Conventional synthetic voices can synthesise neutral read aloud speech well. But, to
make synthetic speech more suitable for a wider range of applications, the voices need
to express more than just the word identity. We need to develop voices that can partake
in a conversation and express, e.g. agreement, disagreement, hesitation, in a natural
and believable manner.
In speech synthesis there are currently two dominating frameworks: unit selection
and HMM-based speech synthesis. Both frameworks utilise recordings of human
speech to build synthetic voices. Despite the fact that the content of the recordings determines
the segmental and prosodic phenomena that can be synthesised, surprisingly
little research has been made on utilising the corpus to extend the limited behaviour
of conventional synthetic voices. In this thesis we will show how natural sounding
conversational characteristics can be added to both unit selection and HMM-based
synthetic voices, by adding speech from a spontaneous conversation to the voices.
We recorded a spontaneous conversation, and by manually transcribing and selecting
utterances we obtained approximately two thousand utterances from it. These conversational
utterances were rich in conversational speech phenomena, but they lacked
the general coverage that allows unit selection and HMM-based synthesis techniques
to synthesise high quality speech. Therefore we investigated a number of blending approaches
in the synthetic voices, where the conversational utterances were augmented
with conventional read aloud speech.
The synthetic voices that contained conversational speech were contrasted with
conventional voices without conversational speech. The perceptual evaluations showed
that the conversational voices were generally perceived by listeners as having a more
conversational style than the conventional voices. This conversational style was largely
due to the conversational voices’ ability to synthesise utterances that contained conversational
speech phenomena in a more natural manner than the conventional voices.
Additionally, we conducted an experiment that showed that natural sounding conversational
characteristics in synthetic speech can convey pragmatic information, in our
case an impression of certainty or uncertainty, about a topic to a listener. The conclusion
drawn is that the limited behaviour of conventional synthetic voices can be
enriched by utilising conversational speech in both unit selection and HMM-based
speech synthesis

(Layout annotation records)
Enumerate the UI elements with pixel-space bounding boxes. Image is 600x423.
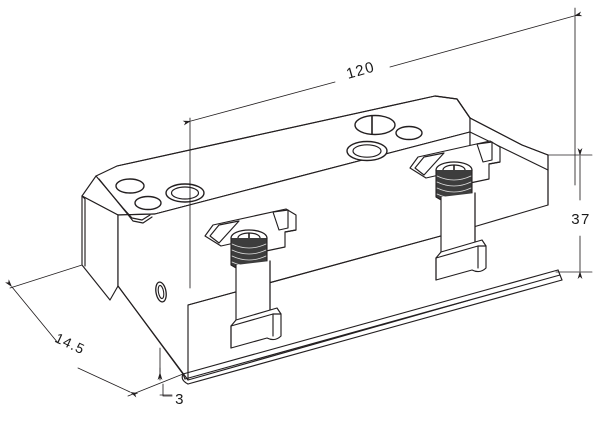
hole-group-left [115, 178, 205, 211]
clamp-assembly-front [204, 208, 297, 349]
set-screw-rear-thread-lines [436, 175, 472, 199]
base-rail [181, 269, 563, 385]
clamp-front-slot-shadow [284, 229, 297, 233]
dim-145-line-lower [77, 367, 139, 398]
clamp-front-slot-wedge [209, 220, 240, 244]
hole-left-small-upper [115, 178, 145, 194]
front-lower-band-top [187, 227, 471, 306]
right-end-rear-edge [469, 117, 549, 156]
clamp-rear-foot [435, 239, 487, 281]
clamp-front-foot [230, 307, 282, 349]
hole-right-small [395, 125, 423, 141]
dim-145-line-upper [5, 279, 59, 344]
notch-left-face-inner [98, 178, 153, 224]
base-rail-left-cap [182, 373, 186, 380]
dim-120-line-right [389, 11, 583, 68]
clamp-assembly-rear [409, 140, 501, 281]
clamp-rear-slot-shadow [488, 161, 501, 165]
chamfer-left-end [81, 195, 86, 267]
hole-left-small-lower [134, 195, 162, 211]
left-end-face [81, 195, 119, 301]
dimension-width-14-5 [5, 264, 184, 398]
dimension-base-thickness-3 [157, 347, 173, 397]
dimension-label-120: 120 [344, 58, 377, 82]
set-screw-front-thread-lines [231, 243, 267, 267]
base-rail-lower [187, 279, 563, 385]
hole-group-side [155, 281, 167, 303]
hole-left-counterbore-inner [170, 186, 200, 200]
base-rail-face [184, 274, 561, 380]
right-end-step [469, 131, 549, 171]
hole-side-small-inner [157, 284, 165, 300]
clamp-rear-slot-wedge-right [476, 141, 493, 163]
dim-3-tick [162, 383, 173, 397]
dimension-label-14-5: 14.5 [53, 330, 88, 358]
dimension-label-37: 37 [571, 211, 591, 228]
hole-right-counterbore-inner [352, 144, 382, 158]
dimension-length-120 [182, 7, 583, 289]
top-face-rear-edge [116, 95, 436, 167]
dim-120-line-left [182, 81, 336, 126]
dimension-height-37 [547, 148, 593, 279]
clamp-front-slot-wedge-right [272, 209, 289, 231]
clamp-rear-slot-wedge [414, 152, 445, 176]
dim-145-ext-upper [9, 264, 83, 289]
front-face-left-lower [117, 285, 184, 375]
hole-group-right [346, 114, 423, 162]
base-rail-top [182, 269, 559, 375]
hole-right-slotted [354, 114, 396, 136]
dimension-label-3: 3 [175, 391, 185, 408]
base-rail-end-left [181, 373, 189, 385]
rear-body-upper [434, 95, 471, 119]
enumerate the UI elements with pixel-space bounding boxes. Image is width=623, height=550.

● **ACTIONS TO TAKE**:
- A) According to the abstract, approximately how many utterances were obtained from the spontaneous conversation?
- B) From the records, output the lines from the one containing "hole-group-left [115, 178, 205, 211]" up to and including the one containing "front-lower-band-top [187, 227, 471, 306]" as a Markdown table with the columns Row and Line, omitting any blank lines.

● **EXERCISE SOLUTIONS**:
- A) Approximately two thousand utterances.

- B)
| Row | Line |
|---|---|
| 1 | hole-group-left [115, 178, 205, 211] |
| 2 | clamp-assembly-front [204, 208, 297, 349] |
| 3 | set-screw-rear-thread-lines [436, 175, 472, 199] |
| 4 | base-rail [181, 269, 563, 385] |
| 5 | clamp-front-slot-shadow [284, 229, 297, 233] |
| 6 | dim-145-line-lower [77, 367, 139, 398] |
| 7 | clamp-front-slot-wedge [209, 220, 240, 244] |
| 8 | hole-left-small-upper [115, 178, 145, 194] |
| 9 | front-lower-band-top [187, 227, 471, 306] |